■ **What to work on**: Make an exact transcription of the material, leaving out all images.

____ Data provided

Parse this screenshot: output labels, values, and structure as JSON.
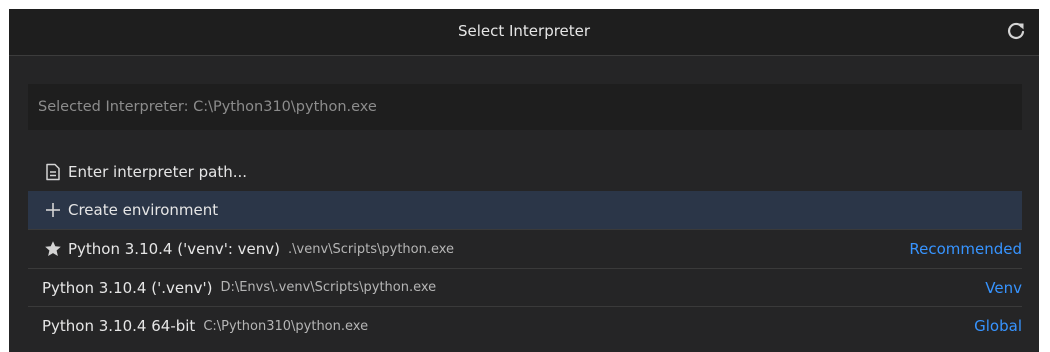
{
  "title": "Select Interpreter",
  "refresh_icon": "refresh-icon",
  "search": {
    "placeholder": "Selected Interpreter: C:\\Python310\\python.exe",
    "value": ""
  },
  "items": [
    {
      "icon": "file-icon",
      "label": "Enter interpreter path...",
      "desc": "",
      "tag": ""
    },
    {
      "icon": "plus-icon",
      "label": "Create environment",
      "desc": "",
      "tag": ""
    },
    {
      "icon": "star-icon",
      "label": "Python 3.10.4 ('venv': venv)",
      "desc": ".\\venv\\Scripts\\python.exe",
      "tag": "Recommended"
    },
    {
      "icon": "",
      "label": "Python 3.10.4 ('.venv')",
      "desc": "D:\\Envs\\.venv\\Scripts\\python.exe",
      "tag": "Venv"
    },
    {
      "icon": "",
      "label": "Python 3.10.4 64-bit",
      "desc": "C:\\Python310\\python.exe",
      "tag": "Global"
    }
  ],
  "colors": {
    "panel_bg": "#252526",
    "title_bg": "#1e1e1e",
    "selected_bg": "#2b3648",
    "accent": "#3794ff",
    "text": "#e6e6e6",
    "muted": "#b5b5b5"
  }
}
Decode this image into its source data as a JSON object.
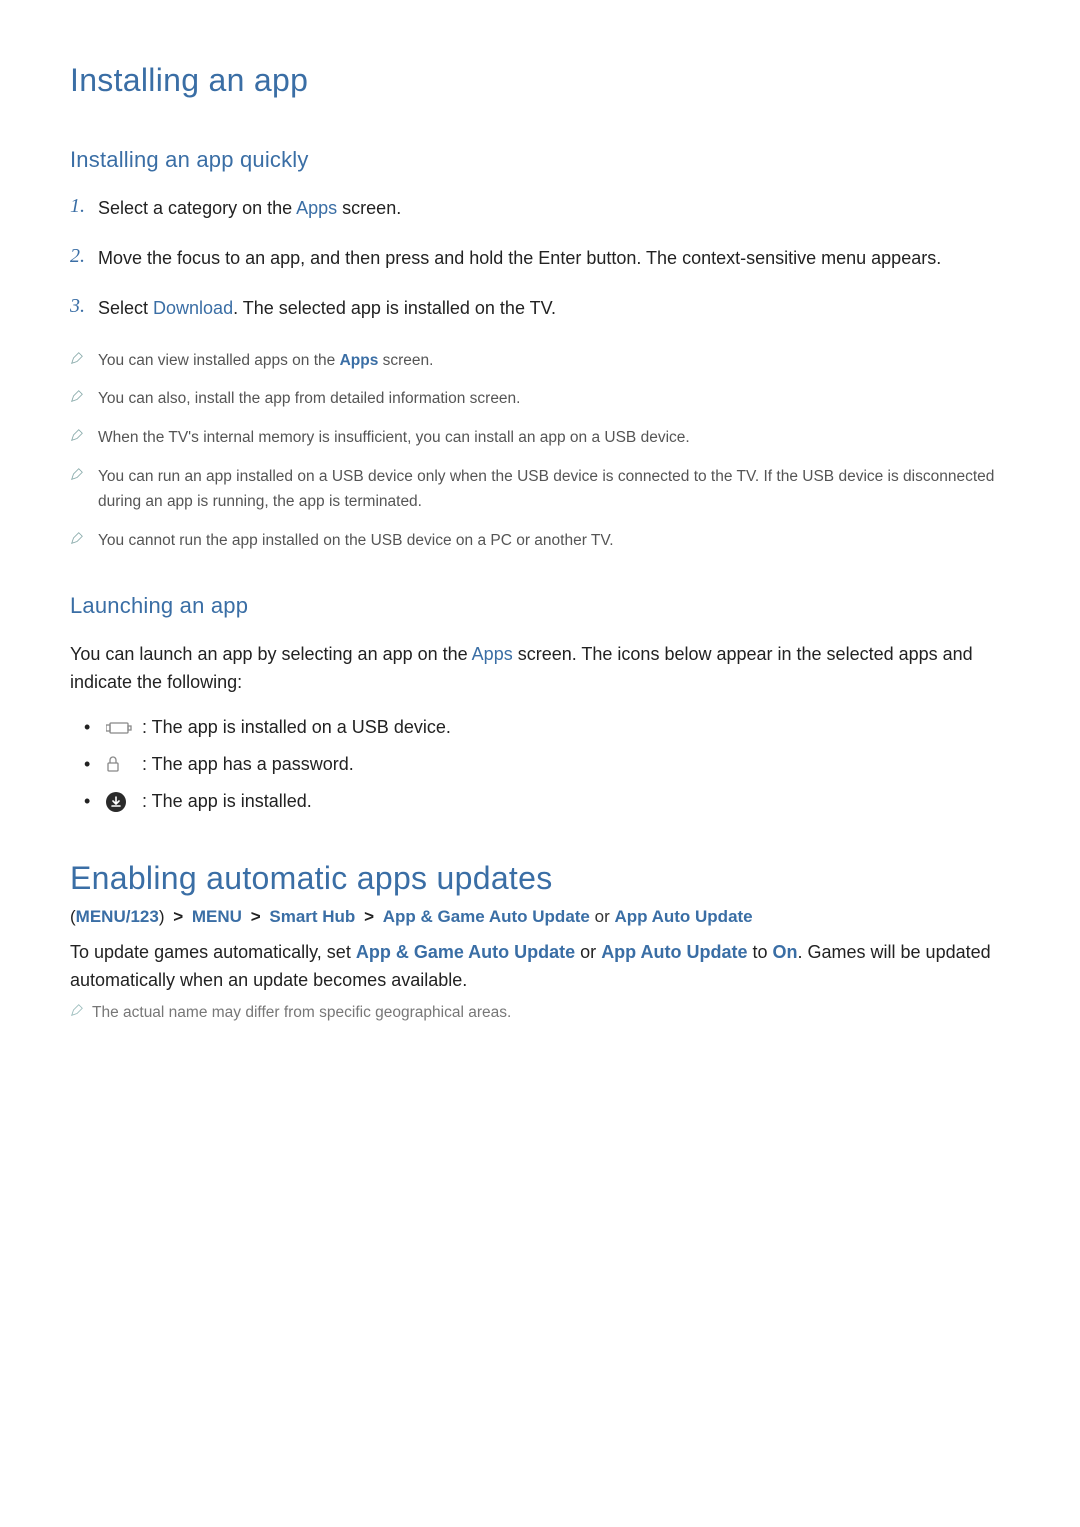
{
  "section1": {
    "title": "Installing an app",
    "sub1": {
      "heading": "Installing an app quickly",
      "steps": {
        "s1_num": "1.",
        "s1_a": "Select a category on the ",
        "s1_link": "Apps",
        "s1_b": " screen.",
        "s2_num": "2.",
        "s2": "Move the focus to an app, and then press and hold the Enter button. The context-sensitive menu appears.",
        "s3_num": "3.",
        "s3_a": "Select ",
        "s3_link": "Download",
        "s3_b": ". The selected app is installed on the TV."
      },
      "notes": {
        "n1_a": "You can view installed apps on the ",
        "n1_link": "Apps",
        "n1_b": " screen.",
        "n2": "You can also, install the app from detailed information screen.",
        "n3": "When the TV's internal memory is insufficient, you can install an app on a USB device.",
        "n4": "You can run an app installed on a USB device only when the USB device is connected to the TV. If the USB device is disconnected during an app is running, the app is terminated.",
        "n5": "You cannot run the app installed on the USB device on a PC or another TV."
      }
    },
    "sub2": {
      "heading": "Launching an app",
      "intro_a": "You can launch an app by selecting an app on the ",
      "intro_link": "Apps",
      "intro_b": " screen. The icons below appear in the selected apps and indicate the following:",
      "bullets": {
        "b1": " : The app is installed on a USB device.",
        "b2": " : The app has a password.",
        "b3": " : The app is installed."
      }
    }
  },
  "section2": {
    "title": "Enabling automatic apps updates",
    "crumb": {
      "paren_open": "(",
      "c1": "MENU/123",
      "paren_close": ")",
      "c2": "MENU",
      "c3": "Smart Hub",
      "c4": "App & Game Auto Update",
      "or": " or ",
      "c5": "App Auto Update",
      "gt": ">"
    },
    "body_a": "To update games automatically, set ",
    "body_link1": "App & Game Auto Update",
    "body_mid": " or ",
    "body_link2": "App Auto Update",
    "body_to": " to ",
    "body_link3": "On",
    "body_b": ". Games will be updated automatically when an update becomes available.",
    "note": "The actual name may differ from specific geographical areas."
  }
}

________

■ **Solution to this exercise**:
Parse this screenshot: output labels, values, and structure as JSON.
{
  "title": "Select Interpreter",
  "refresh_icon": "refresh-icon",
  "search": {
    "placeholder": "Selected Interpreter: C:\\Python310\\python.exe",
    "value": ""
  },
  "items": [
    {
      "icon": "file-icon",
      "label": "Enter interpreter path...",
      "desc": "",
      "tag": ""
    },
    {
      "icon": "plus-icon",
      "label": "Create environment",
      "desc": "",
      "tag": ""
    },
    {
      "icon": "star-icon",
      "label": "Python 3.10.4 ('venv': venv)",
      "desc": ".\\venv\\Scripts\\python.exe",
      "tag": "Recommended"
    },
    {
      "icon": "",
      "label": "Python 3.10.4 ('.venv')",
      "desc": "D:\\Envs\\.venv\\Scripts\\python.exe",
      "tag": "Venv"
    },
    {
      "icon": "",
      "label": "Python 3.10.4 64-bit",
      "desc": "C:\\Python310\\python.exe",
      "tag": "Global"
    }
  ],
  "colors": {
    "panel_bg": "#252526",
    "title_bg": "#1e1e1e",
    "selected_bg": "#2b3648",
    "accent": "#3794ff",
    "text": "#e6e6e6",
    "muted": "#b5b5b5"
  }
}
Decode this image into its source data as a JSON object.
{
  "section1": {
    "title": "Installing an app",
    "sub1": {
      "heading": "Installing an app quickly",
      "steps": {
        "s1_num": "1.",
        "s1_a": "Select a category on the ",
        "s1_link": "Apps",
        "s1_b": " screen.",
        "s2_num": "2.",
        "s2": "Move the focus to an app, and then press and hold the Enter button. The context-sensitive menu appears.",
        "s3_num": "3.",
        "s3_a": "Select ",
        "s3_link": "Download",
        "s3_b": ". The selected app is installed on the TV."
      },
      "notes": {
        "n1_a": "You can view installed apps on the ",
        "n1_link": "Apps",
        "n1_b": " screen.",
        "n2": "You can also, install the app from detailed information screen.",
        "n3": "When the TV's internal memory is insufficient, you can install an app on a USB device.",
        "n4": "You can run an app installed on a USB device only when the USB device is connected to the TV. If the USB device is disconnected during an app is running, the app is terminated.",
        "n5": "You cannot run the app installed on the USB device on a PC or another TV."
      }
    },
    "sub2": {
      "heading": "Launching an app",
      "intro_a": "You can launch an app by selecting an app on the ",
      "intro_link": "Apps",
      "intro_b": " screen. The icons below appear in the selected apps and indicate the following:",
      "bullets": {
        "b1": " : The app is installed on a USB device.",
        "b2": " : The app has a password.",
        "b3": " : The app is installed."
      }
    }
  },
  "section2": {
    "title": "Enabling automatic apps updates",
    "crumb": {
      "paren_open": "(",
      "c1": "MENU/123",
      "paren_close": ")",
      "c2": "MENU",
      "c3": "Smart Hub",
      "c4": "App & Game Auto Update",
      "or": " or ",
      "c5": "App Auto Update",
      "gt": ">"
    },
    "body_a": "To update games automatically, set ",
    "body_link1": "App & Game Auto Update",
    "body_mid": " or ",
    "body_link2": "App Auto Update",
    "body_to": " to ",
    "body_link3": "On",
    "body_b": ". Games will be updated automatically when an update becomes available.",
    "note": "The actual name may differ from specific geographical areas."
  }
}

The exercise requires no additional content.